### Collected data
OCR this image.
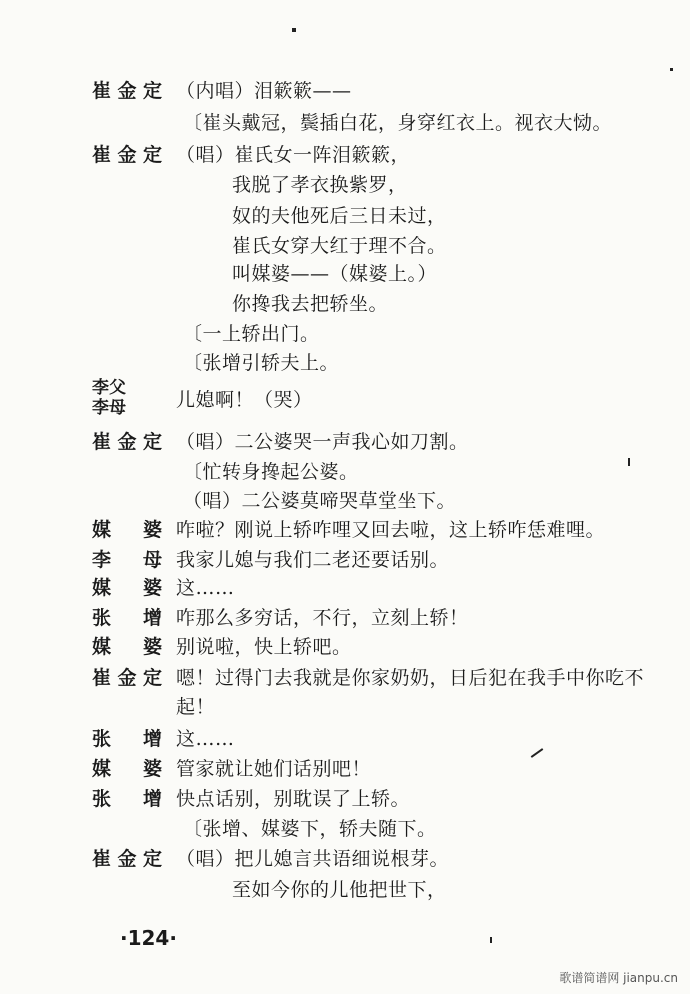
崔金定 （内唱）泪簌簌——
〔崔头戴冠，鬓插白花，身穿红衣上。视衣大恸。
崔金定 （唱）崔氏女一阵泪簌簌，
我脱了孝衣换紫罗，
奴的夫他死后三日未过，
崔氏女穿大红于理不合。
叫媒婆——（媒婆上。）
你搀我去把轿坐。
〔一上轿出门。
〔张增引轿夫上。
李父
李母	儿媳啊！（哭）
崔金定 （唱）二公婆哭一声我心如刀割。
〔忙转身搀起公婆。
（唱）二公婆莫啼哭草堂坐下。
媒婆 咋啦？刚说上轿咋哩又回去啦，这上轿咋恁难哩。
李母 我家儿媳与我们二老还要话别。
媒婆 这……
张增 咋那么多穷话，不行，立刻上轿！
媒婆 别说啦，快上轿吧。
崔金定 嗯！过得门去我就是你家奶奶，日后犯在我手中你吃不
起！
张增 这……
媒婆 管家就让她们话别吧！
张增 快点话别，别耽误了上轿。
〔张增、媒婆下，轿夫随下。
崔金定 （唱）把儿媳言共语细说根芽。
至如今你的儿他把世下，
·124·
歌谱简谱网 jianpu.cn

### Requirement
Using the data above, write out every line exactly, leaving the images behind.

### Right answer
OCR this image.
崔金定 （内唱）泪簌簌——
〔崔头戴冠，鬓插白花，身穿红衣上。视衣大恸。
崔金定 （唱）崔氏女一阵泪簌簌，
我脱了孝衣换紫罗，
奴的夫他死后三日未过，
崔氏女穿大红于理不合。
叫媒婆——（媒婆上。）
你搀我去把轿坐。
〔一上轿出门。
〔张增引轿夫上。
李父
李母	儿媳啊！（哭）
崔金定 （唱）二公婆哭一声我心如刀割。
〔忙转身搀起公婆。
（唱）二公婆莫啼哭草堂坐下。
媒婆 咋啦？刚说上轿咋哩又回去啦，这上轿咋恁难哩。
李母 我家儿媳与我们二老还要话别。
媒婆 这……
张增 咋那么多穷话，不行，立刻上轿！
媒婆 别说啦，快上轿吧。
崔金定 嗯！过得门去我就是你家奶奶，日后犯在我手中你吃不
起！
张增 这……
媒婆 管家就让她们话别吧！
张增 快点话别，别耽误了上轿。
〔张增、媒婆下，轿夫随下。
崔金定 （唱）把儿媳言共语细说根芽。
至如今你的儿他把世下，
·124·
歌谱简谱网 jianpu.cn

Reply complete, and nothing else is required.